**The task**:
Gather from the material every line that contains the string "recommendation".
-.-.-
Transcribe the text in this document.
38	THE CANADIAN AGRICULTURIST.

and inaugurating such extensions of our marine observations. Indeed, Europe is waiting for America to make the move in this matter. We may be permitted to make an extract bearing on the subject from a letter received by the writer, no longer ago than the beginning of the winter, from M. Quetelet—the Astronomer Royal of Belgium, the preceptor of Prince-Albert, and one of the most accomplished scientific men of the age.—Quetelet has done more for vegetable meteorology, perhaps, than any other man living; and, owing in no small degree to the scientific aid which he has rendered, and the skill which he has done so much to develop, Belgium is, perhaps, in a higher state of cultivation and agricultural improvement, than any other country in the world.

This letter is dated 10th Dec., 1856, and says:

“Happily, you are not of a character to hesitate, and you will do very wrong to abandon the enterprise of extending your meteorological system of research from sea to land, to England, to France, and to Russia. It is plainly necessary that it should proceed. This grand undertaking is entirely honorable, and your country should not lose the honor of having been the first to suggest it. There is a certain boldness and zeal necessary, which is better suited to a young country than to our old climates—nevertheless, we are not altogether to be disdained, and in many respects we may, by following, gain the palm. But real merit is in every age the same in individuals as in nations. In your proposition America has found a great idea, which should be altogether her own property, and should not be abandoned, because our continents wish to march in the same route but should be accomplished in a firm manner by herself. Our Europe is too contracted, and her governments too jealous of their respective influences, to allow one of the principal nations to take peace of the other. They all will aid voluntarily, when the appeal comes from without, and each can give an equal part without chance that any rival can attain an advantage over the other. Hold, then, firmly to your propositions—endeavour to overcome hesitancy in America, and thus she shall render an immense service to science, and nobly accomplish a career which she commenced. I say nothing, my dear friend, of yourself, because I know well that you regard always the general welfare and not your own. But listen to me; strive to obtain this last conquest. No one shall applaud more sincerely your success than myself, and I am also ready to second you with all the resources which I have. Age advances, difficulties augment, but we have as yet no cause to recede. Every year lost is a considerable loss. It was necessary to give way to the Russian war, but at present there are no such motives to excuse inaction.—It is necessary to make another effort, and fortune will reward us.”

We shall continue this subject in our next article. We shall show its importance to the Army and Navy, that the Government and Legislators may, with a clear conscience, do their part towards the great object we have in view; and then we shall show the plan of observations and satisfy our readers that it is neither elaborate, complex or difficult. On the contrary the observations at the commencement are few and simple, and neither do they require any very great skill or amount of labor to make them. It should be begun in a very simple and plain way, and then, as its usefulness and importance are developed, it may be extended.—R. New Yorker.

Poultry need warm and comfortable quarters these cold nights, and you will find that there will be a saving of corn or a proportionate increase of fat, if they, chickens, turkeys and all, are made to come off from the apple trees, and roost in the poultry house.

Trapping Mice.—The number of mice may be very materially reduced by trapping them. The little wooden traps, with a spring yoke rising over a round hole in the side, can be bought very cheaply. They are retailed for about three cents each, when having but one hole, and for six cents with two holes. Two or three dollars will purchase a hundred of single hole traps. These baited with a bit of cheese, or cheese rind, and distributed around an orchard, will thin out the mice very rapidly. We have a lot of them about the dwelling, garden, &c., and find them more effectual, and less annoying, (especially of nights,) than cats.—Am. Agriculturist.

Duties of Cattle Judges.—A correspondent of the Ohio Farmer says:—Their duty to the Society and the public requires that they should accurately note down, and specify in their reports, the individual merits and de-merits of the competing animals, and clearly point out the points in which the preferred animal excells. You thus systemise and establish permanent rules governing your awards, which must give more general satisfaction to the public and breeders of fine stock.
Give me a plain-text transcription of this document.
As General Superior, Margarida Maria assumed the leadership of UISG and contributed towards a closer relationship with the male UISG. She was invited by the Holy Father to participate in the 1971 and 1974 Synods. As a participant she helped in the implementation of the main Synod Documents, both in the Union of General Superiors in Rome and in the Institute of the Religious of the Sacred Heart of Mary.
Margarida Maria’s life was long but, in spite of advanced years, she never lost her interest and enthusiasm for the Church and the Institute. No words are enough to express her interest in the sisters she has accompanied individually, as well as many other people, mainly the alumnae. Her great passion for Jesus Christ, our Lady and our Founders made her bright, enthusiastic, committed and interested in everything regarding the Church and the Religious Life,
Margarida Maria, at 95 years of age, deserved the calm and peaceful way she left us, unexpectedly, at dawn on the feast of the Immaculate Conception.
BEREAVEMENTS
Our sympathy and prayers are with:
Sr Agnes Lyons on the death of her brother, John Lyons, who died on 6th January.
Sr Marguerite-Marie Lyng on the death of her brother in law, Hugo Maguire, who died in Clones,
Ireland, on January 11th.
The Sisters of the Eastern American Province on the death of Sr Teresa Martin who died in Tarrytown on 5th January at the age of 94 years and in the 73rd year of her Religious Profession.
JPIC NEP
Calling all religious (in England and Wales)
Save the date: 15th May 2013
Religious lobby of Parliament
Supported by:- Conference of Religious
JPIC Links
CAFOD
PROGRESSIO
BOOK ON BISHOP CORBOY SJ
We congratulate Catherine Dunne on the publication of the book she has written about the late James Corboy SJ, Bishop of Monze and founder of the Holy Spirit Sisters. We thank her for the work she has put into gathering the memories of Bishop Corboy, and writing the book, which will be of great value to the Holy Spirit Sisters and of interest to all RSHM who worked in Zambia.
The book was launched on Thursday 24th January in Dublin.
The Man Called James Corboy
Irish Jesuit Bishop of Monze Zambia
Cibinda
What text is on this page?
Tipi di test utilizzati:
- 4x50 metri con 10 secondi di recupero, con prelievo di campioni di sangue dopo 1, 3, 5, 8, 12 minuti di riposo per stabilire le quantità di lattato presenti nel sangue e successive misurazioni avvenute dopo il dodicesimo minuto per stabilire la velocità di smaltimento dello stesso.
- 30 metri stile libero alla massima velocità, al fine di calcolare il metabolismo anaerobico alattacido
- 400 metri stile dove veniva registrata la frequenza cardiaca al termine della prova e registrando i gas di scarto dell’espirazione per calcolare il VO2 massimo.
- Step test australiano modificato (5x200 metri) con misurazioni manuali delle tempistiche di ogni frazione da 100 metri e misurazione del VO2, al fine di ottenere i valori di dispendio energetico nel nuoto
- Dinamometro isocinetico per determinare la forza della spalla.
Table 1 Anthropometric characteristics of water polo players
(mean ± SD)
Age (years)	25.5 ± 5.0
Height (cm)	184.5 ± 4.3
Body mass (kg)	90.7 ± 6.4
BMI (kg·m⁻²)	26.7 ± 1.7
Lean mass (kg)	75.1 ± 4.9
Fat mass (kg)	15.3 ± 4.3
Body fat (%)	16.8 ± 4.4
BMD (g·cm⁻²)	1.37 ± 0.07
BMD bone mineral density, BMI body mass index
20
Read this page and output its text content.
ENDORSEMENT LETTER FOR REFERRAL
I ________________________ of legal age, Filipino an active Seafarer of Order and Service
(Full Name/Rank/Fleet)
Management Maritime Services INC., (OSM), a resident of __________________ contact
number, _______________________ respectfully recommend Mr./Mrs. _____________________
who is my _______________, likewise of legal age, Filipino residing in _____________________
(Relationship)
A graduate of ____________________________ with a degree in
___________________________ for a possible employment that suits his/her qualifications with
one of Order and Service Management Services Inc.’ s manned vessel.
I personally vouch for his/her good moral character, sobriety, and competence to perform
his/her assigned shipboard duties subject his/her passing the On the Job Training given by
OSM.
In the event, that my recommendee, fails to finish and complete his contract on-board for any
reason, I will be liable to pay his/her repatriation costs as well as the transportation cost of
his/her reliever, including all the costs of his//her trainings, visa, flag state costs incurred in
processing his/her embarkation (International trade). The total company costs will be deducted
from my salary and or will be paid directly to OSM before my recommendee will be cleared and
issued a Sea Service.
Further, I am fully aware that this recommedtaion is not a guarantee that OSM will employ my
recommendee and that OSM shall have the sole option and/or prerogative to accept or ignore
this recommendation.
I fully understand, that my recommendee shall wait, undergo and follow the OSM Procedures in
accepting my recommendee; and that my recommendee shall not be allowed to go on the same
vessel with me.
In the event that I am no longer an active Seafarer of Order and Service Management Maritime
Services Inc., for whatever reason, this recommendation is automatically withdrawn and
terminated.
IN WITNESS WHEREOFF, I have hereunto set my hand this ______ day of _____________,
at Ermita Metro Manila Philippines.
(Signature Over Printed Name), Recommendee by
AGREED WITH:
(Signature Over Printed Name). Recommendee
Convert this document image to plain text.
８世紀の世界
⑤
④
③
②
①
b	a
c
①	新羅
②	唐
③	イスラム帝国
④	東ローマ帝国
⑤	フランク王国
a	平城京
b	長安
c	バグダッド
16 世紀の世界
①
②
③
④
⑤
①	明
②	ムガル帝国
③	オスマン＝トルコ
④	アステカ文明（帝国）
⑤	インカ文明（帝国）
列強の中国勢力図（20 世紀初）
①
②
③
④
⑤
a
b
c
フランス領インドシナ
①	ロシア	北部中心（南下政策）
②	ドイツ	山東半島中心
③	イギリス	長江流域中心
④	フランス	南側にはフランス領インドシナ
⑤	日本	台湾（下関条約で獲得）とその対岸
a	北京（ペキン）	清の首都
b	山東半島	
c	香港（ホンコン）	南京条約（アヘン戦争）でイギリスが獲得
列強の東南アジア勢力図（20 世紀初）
-.-.-
**Right answer**:
this recommendation.
Services Inc., for whatever reason, this recommendation is automatically withdrawn and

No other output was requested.